### Work to complete
Pick out the lines below that include the string "JSON".

** Start Exercise materials **

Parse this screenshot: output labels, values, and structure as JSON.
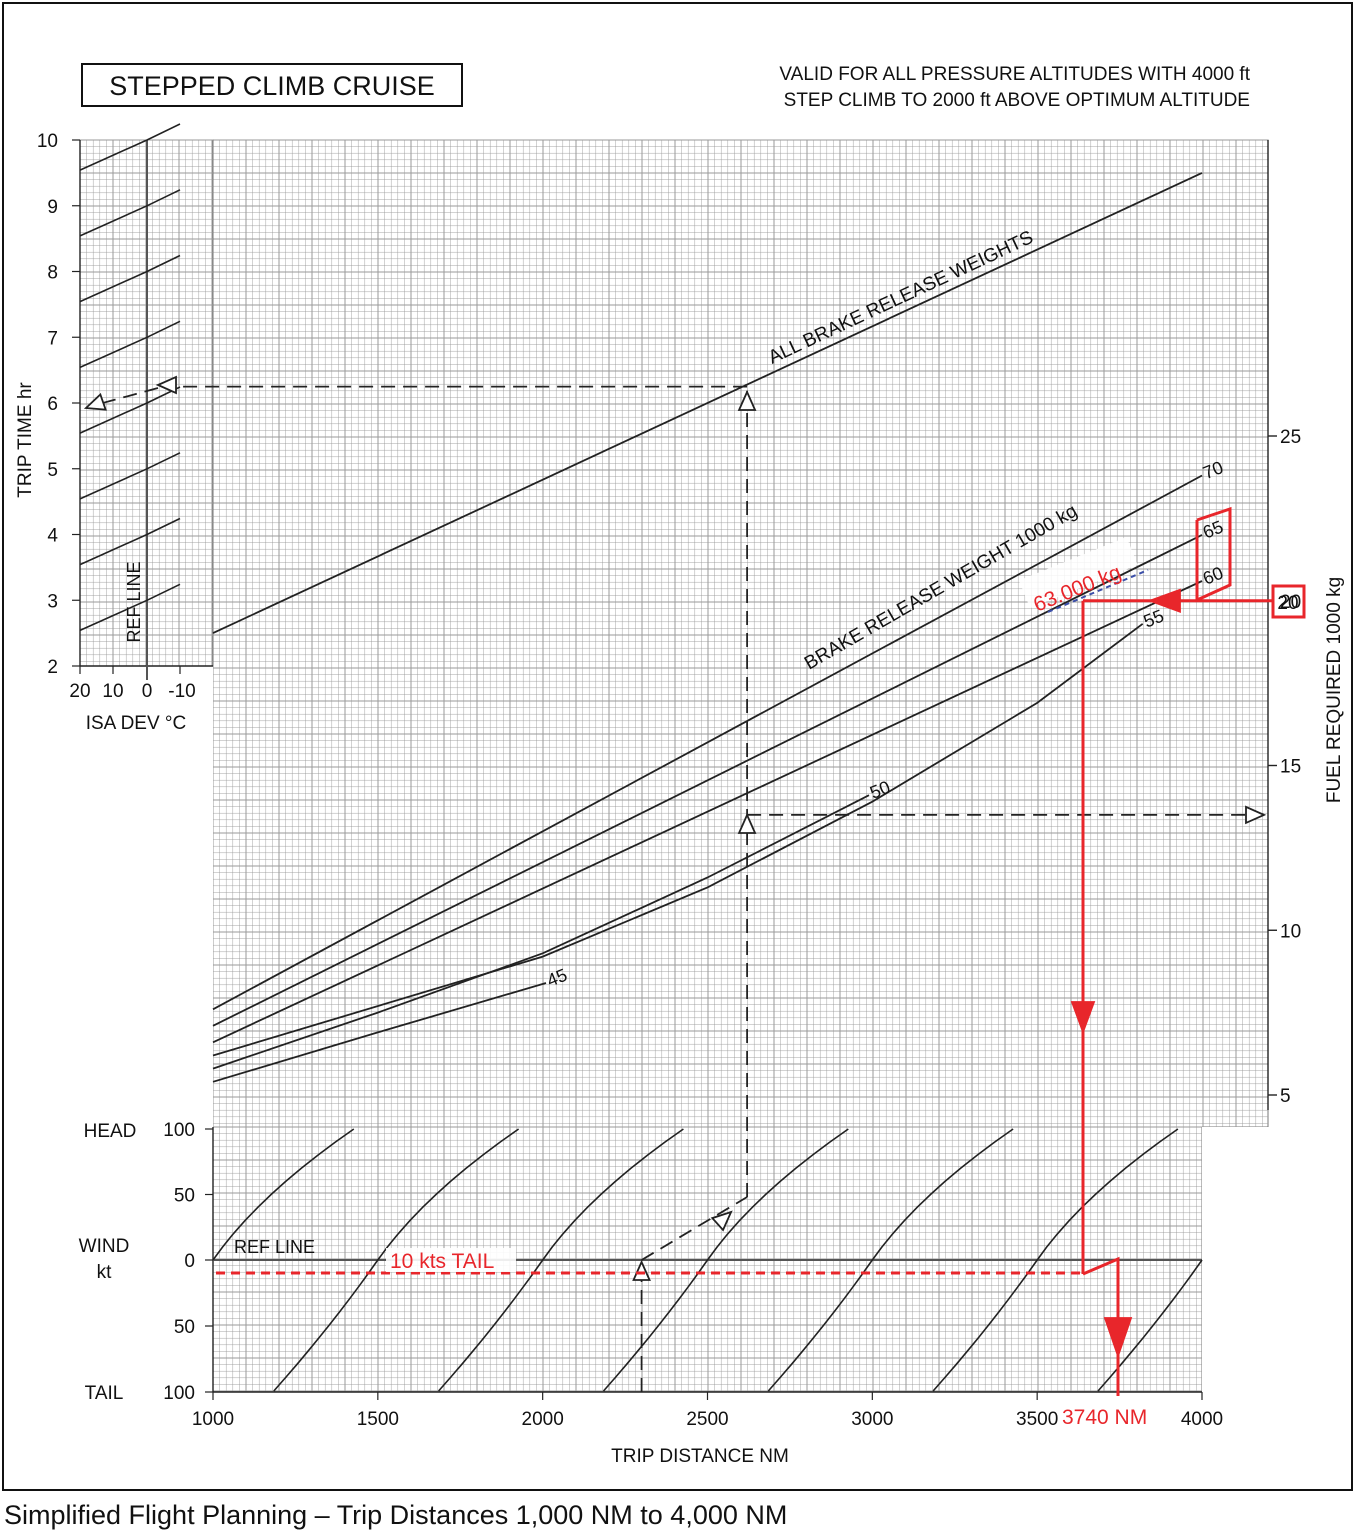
{
  "header": {
    "title": "STEPPED CLIMB CRUISE",
    "note_line1": "VALID FOR ALL PRESSURE ALTITUDES WITH 4000 ft",
    "note_line2": "STEP CLIMB TO 2000 ft ABOVE OPTIMUM ALTITUDE"
  },
  "caption": "Simplified Flight Planning – Trip Distances 1,000 NM to 4,000 NM",
  "colors": {
    "ink": "#222222",
    "grid": "#9a9a9a",
    "example": "#e8262b",
    "annotation_dash": "#3b4fa8"
  },
  "chart_data": {
    "type": "line",
    "title": "STEPPED CLIMB CRUISE",
    "x_axis": {
      "label": "TRIP DISTANCE  NM",
      "range": [
        1000,
        4000
      ],
      "ticks": [
        "1000",
        "1500",
        "2000",
        "2500",
        "3000",
        "3500",
        "4000"
      ]
    },
    "trip_time": {
      "axis_label": "TRIP TIME  hr",
      "range": [
        2,
        10
      ],
      "ticks": [
        "2",
        "3",
        "4",
        "5",
        "6",
        "7",
        "8",
        "9",
        "10"
      ],
      "curve_label": "ALL BRAKE RELEASE WEIGHTS",
      "line": [
        [
          1000,
          2.5
        ],
        [
          4000,
          9.5
        ]
      ],
      "isa_dev": {
        "axis_label": "ISA DEV °C",
        "ticks": [
          "20",
          "10",
          "0",
          "-10"
        ],
        "ref_label": "REF LINE",
        "guide_lines_at_ref": [
          3,
          4,
          5,
          6,
          7,
          8,
          9,
          10
        ]
      }
    },
    "fuel_required": {
      "axis_label": "FUEL REQUIRED  1000 kg",
      "ticks": [
        "5",
        "10",
        "15",
        "20",
        "25"
      ],
      "weight_label": "BRAKE RELEASE WEIGHT  1000 kg",
      "series": [
        {
          "name": "70",
          "x": [
            1000,
            4000
          ],
          "y": [
            7.6,
            23.8
          ]
        },
        {
          "name": "65",
          "x": [
            1000,
            4000
          ],
          "y": [
            7.1,
            22.0
          ]
        },
        {
          "name": "60",
          "x": [
            1000,
            4000
          ],
          "y": [
            6.6,
            20.6
          ]
        },
        {
          "name": "55",
          "x": [
            1000,
            2000,
            2500,
            3000,
            3500,
            3820
          ],
          "y": [
            6.2,
            9.2,
            11.3,
            13.9,
            16.9,
            19.3
          ]
        },
        {
          "name": "50",
          "x": [
            1000,
            1500,
            2000,
            2500,
            2990
          ],
          "y": [
            5.8,
            7.5,
            9.3,
            11.6,
            14.1
          ]
        },
        {
          "name": "45",
          "x": [
            1000,
            1500,
            2010
          ],
          "y": [
            5.4,
            6.9,
            8.4
          ]
        }
      ]
    },
    "wind": {
      "axis_label_head": "HEAD",
      "axis_label_wind": "WIND",
      "axis_unit": "kt",
      "axis_label_tail": "TAIL",
      "ticks": [
        "100",
        "50",
        "0",
        "50",
        "100"
      ],
      "ref_label": "REF LINE",
      "guide_lines_at_ref": [
        1000,
        1500,
        2000,
        2500,
        3000,
        3500,
        4000
      ]
    },
    "worked_example_dashed": {
      "distance_nm": 2300,
      "air_distance_nm": 2620,
      "trip_time_hr": 6.25,
      "fuel_1000kg": 13.5
    },
    "worked_example_red": {
      "fuel_1000kg": 20,
      "weight_label": "63.000 kg",
      "wind_label": "10 kts TAIL",
      "result_label": "3740 NM"
    }
  }
}
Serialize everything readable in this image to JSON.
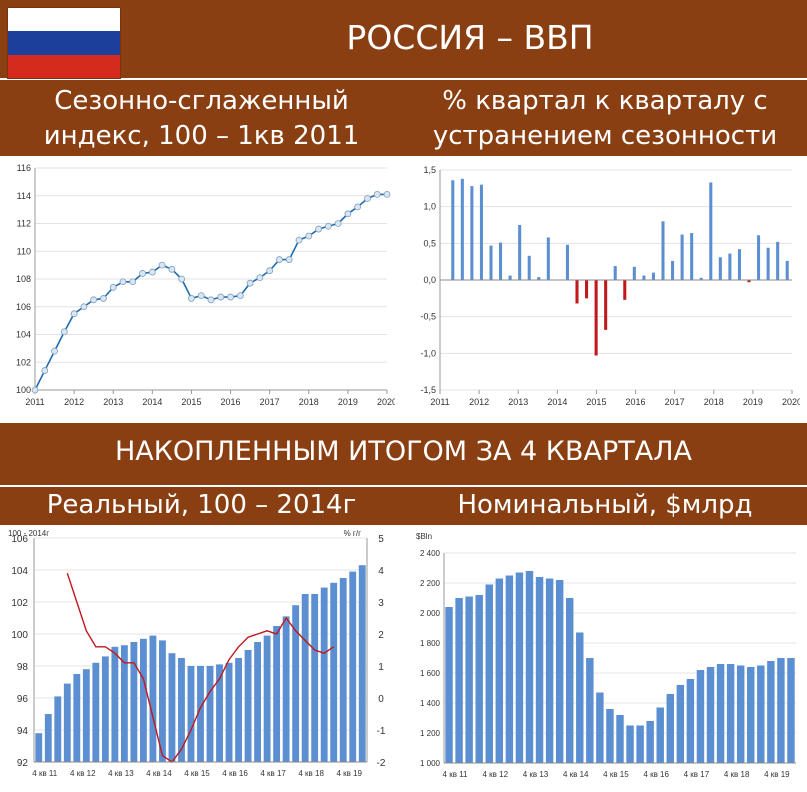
{
  "header": {
    "title": "РОССИЯ – ВВП",
    "flag_colors": [
      "#ffffff",
      "#1c3f9c",
      "#d52b1e"
    ]
  },
  "subtitles": {
    "top_left": [
      "Сезонно-сглаженный",
      "индекс, 100 – 1кв 2011"
    ],
    "top_right": [
      "% квартал к кварталу с",
      "устранением сезонности"
    ],
    "section": "НАКОПЛЕННЫМ ИТОГОМ ЗА 4 КВАРТАЛА",
    "bottom_left": "Реальный, 100 – 2014г",
    "bottom_right": "Номинальный, $млрд"
  },
  "colors": {
    "band": "#8a3f12",
    "bar": "#5b8fd1",
    "negative_bar": "#c0181b",
    "line": "#1f6bb0",
    "marker_fill": "#d9e6f2",
    "red_line": "#c0181b"
  },
  "chart_data": [
    {
      "id": "index",
      "type": "line",
      "x_ticks": [
        "2011",
        "2012",
        "2013",
        "2014",
        "2015",
        "2016",
        "2017",
        "2018",
        "2019",
        "2020"
      ],
      "y_ticks": [
        "100",
        "102",
        "104",
        "106",
        "108",
        "110",
        "112",
        "114",
        "116"
      ],
      "ylim": [
        100,
        116
      ],
      "x": [
        2011.0,
        2011.25,
        2011.5,
        2011.75,
        2012.0,
        2012.25,
        2012.5,
        2012.75,
        2013.0,
        2013.25,
        2013.5,
        2013.75,
        2014.0,
        2014.25,
        2014.5,
        2014.75,
        2015.0,
        2015.25,
        2015.5,
        2015.75,
        2016.0,
        2016.25,
        2016.5,
        2016.75,
        2017.0,
        2017.25,
        2017.5,
        2017.75,
        2018.0,
        2018.25,
        2018.5,
        2018.75,
        2019.0,
        2019.25,
        2019.5,
        2019.75,
        2020.0
      ],
      "values": [
        100.0,
        101.4,
        102.8,
        104.2,
        105.5,
        106.0,
        106.5,
        106.6,
        107.4,
        107.8,
        107.8,
        108.4,
        108.5,
        109.0,
        108.7,
        108.0,
        106.6,
        106.8,
        106.5,
        106.7,
        106.7,
        106.8,
        107.7,
        108.1,
        108.6,
        109.4,
        109.4,
        110.8,
        111.1,
        111.6,
        111.8,
        112.0,
        112.7,
        113.2,
        113.8,
        114.1,
        114.1
      ]
    },
    {
      "id": "qoq",
      "type": "bar",
      "x_ticks": [
        "2011",
        "2012",
        "2013",
        "2014",
        "2015",
        "2016",
        "2017",
        "2018",
        "2019",
        "2020"
      ],
      "y_ticks": [
        "1,5",
        "1,0",
        "0,5",
        "0,0",
        "-0,5",
        "-1,0",
        "-1,5"
      ],
      "y_tick_values": [
        1.5,
        1.0,
        0.5,
        0.0,
        -0.5,
        -1.0,
        -1.5
      ],
      "ylim": [
        -1.5,
        1.5
      ],
      "values": [
        1.36,
        1.38,
        1.28,
        1.3,
        0.47,
        0.51,
        0.06,
        0.75,
        0.33,
        0.04,
        0.58,
        0.0,
        0.48,
        -0.32,
        -0.25,
        -1.03,
        -0.68,
        0.19,
        -0.27,
        0.18,
        0.06,
        0.1,
        0.8,
        0.26,
        0.62,
        0.64,
        0.03,
        1.33,
        0.31,
        0.36,
        0.42,
        -0.03,
        0.61,
        0.44,
        0.52,
        0.26
      ]
    },
    {
      "id": "real",
      "type": "bar",
      "series": [
        {
          "type": "bar",
          "values": [
            93.8,
            95.0,
            96.1,
            96.9,
            97.5,
            97.8,
            98.2,
            98.6,
            99.2,
            99.3,
            99.5,
            99.7,
            99.9,
            99.6,
            98.8,
            98.5,
            98.0,
            98.0,
            98.0,
            98.1,
            98.2,
            98.5,
            99.0,
            99.5,
            99.9,
            100.5,
            101.1,
            101.8,
            102.5,
            102.5,
            102.9,
            103.2,
            103.5,
            103.9,
            104.3
          ]
        },
        {
          "type": "line",
          "axis": "right",
          "start_index": 3,
          "values": [
            3.9,
            3.0,
            2.1,
            1.6,
            1.6,
            1.4,
            1.1,
            1.1,
            0.6,
            -0.6,
            -1.8,
            -2.0,
            -1.6,
            -1.0,
            -0.3,
            0.2,
            0.6,
            1.2,
            1.6,
            1.9,
            2.0,
            2.1,
            2.0,
            2.5,
            2.1,
            1.8,
            1.5,
            1.4,
            1.6
          ]
        }
      ],
      "left_label": "100 - 2014г",
      "right_label": "%  г/г",
      "x_ticks": [
        "4 кв 11",
        "4 кв 12",
        "4 кв 13",
        "4 кв 14",
        "4 кв 15",
        "4 кв 16",
        "4 кв 17",
        "4 кв 18",
        "4 кв 19"
      ],
      "y_ticks": [
        "92",
        "94",
        "96",
        "98",
        "100",
        "102",
        "104",
        "106"
      ],
      "ylim": [
        92,
        106
      ],
      "y2_ticks": [
        "5",
        "4",
        "3",
        "2",
        "1",
        "0",
        "-1",
        "-2"
      ],
      "y2_tick_values": [
        5,
        4,
        3,
        2,
        1,
        0,
        -1,
        -2
      ],
      "y2lim": [
        -2,
        5
      ]
    },
    {
      "id": "nominal",
      "type": "bar",
      "ylabel": "$Bln",
      "x_ticks": [
        "4 кв 11",
        "4 кв 12",
        "4 кв 13",
        "4 кв 14",
        "4 кв 15",
        "4 кв 16",
        "4 кв 17",
        "4 кв 18",
        "4 кв 19"
      ],
      "y_ticks": [
        "2 400",
        "2 200",
        "2 000",
        "1 800",
        "1 600",
        "1 400",
        "1 200",
        "1 000"
      ],
      "y_tick_values": [
        2400,
        2200,
        2000,
        1800,
        1600,
        1400,
        1200,
        1000
      ],
      "ylim": [
        1000,
        2400
      ],
      "values": [
        2040,
        2100,
        2110,
        2120,
        2190,
        2230,
        2250,
        2270,
        2280,
        2240,
        2230,
        2220,
        2100,
        1870,
        1700,
        1470,
        1360,
        1320,
        1250,
        1250,
        1280,
        1370,
        1460,
        1520,
        1560,
        1620,
        1640,
        1660,
        1660,
        1650,
        1640,
        1650,
        1680,
        1700,
        1700
      ]
    }
  ]
}
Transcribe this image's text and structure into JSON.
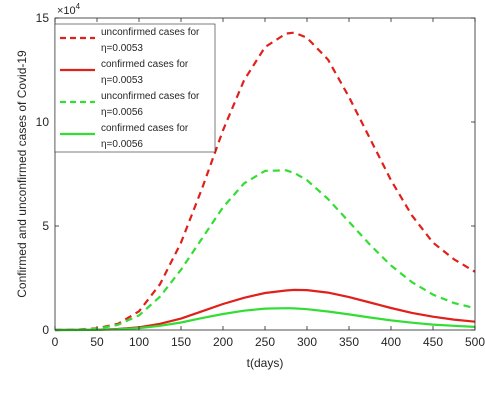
{
  "chart_data": {
    "type": "line",
    "title": "",
    "xlabel": "t(days)",
    "ylabel": "Confirmed and unconfirmed cases of Covid-19",
    "xlim": [
      0,
      500
    ],
    "ylim": [
      0,
      150000
    ],
    "x_ticks": [
      "0",
      "50",
      "100",
      "150",
      "200",
      "250",
      "300",
      "350",
      "400",
      "450",
      "500"
    ],
    "y_ticks": [
      "0",
      "5",
      "10",
      "15"
    ],
    "y_multiplier_base": "×10",
    "y_multiplier_exp": "4",
    "grid": false,
    "legend_position": "top-left",
    "x": [
      0,
      25,
      50,
      75,
      100,
      125,
      150,
      175,
      200,
      225,
      250,
      275,
      285,
      300,
      325,
      350,
      375,
      400,
      425,
      450,
      475,
      500
    ],
    "series": [
      {
        "legend_line1": "unconfirmed cases for",
        "legend_line2": "η=0.0053",
        "color": "#e0201b",
        "dash": "dashed",
        "values": [
          0,
          150,
          800,
          3000,
          9000,
          22000,
          42000,
          68000,
          96000,
          120000,
          136000,
          142500,
          143000,
          140500,
          130000,
          112000,
          92000,
          72000,
          55000,
          42000,
          34000,
          28000
        ]
      },
      {
        "legend_line1": "confirmed cases for",
        "legend_line2": "η=0.0053",
        "color": "#e0201b",
        "dash": "solid",
        "values": [
          0,
          30,
          150,
          500,
          1300,
          3000,
          5500,
          9000,
          12500,
          15500,
          17800,
          19000,
          19300,
          19200,
          18000,
          15800,
          13200,
          10600,
          8200,
          6400,
          5000,
          4000
        ]
      },
      {
        "legend_line1": "unconfirmed cases for",
        "legend_line2": "η=0.0056",
        "color": "#33dd33",
        "dash": "dashed",
        "values": [
          0,
          120,
          600,
          2500,
          7000,
          16000,
          29000,
          44000,
          59000,
          70500,
          76500,
          76800,
          75500,
          72000,
          63000,
          52000,
          41000,
          31000,
          23000,
          17000,
          13000,
          10500
        ]
      },
      {
        "legend_line1": "confirmed cases for",
        "legend_line2": "η=0.0056",
        "color": "#33dd33",
        "dash": "solid",
        "values": [
          0,
          20,
          100,
          350,
          900,
          2000,
          3600,
          5700,
          7700,
          9300,
          10300,
          10500,
          10400,
          10000,
          8900,
          7500,
          6000,
          4600,
          3500,
          2600,
          2000,
          1500
        ]
      }
    ]
  }
}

** End Exercise materials **

### The output
Parse this screenshot: output labels, values, and structure as JSON.
Serialize everything readable in this image to JSON.
Transcribe this image's text and structure into JSON.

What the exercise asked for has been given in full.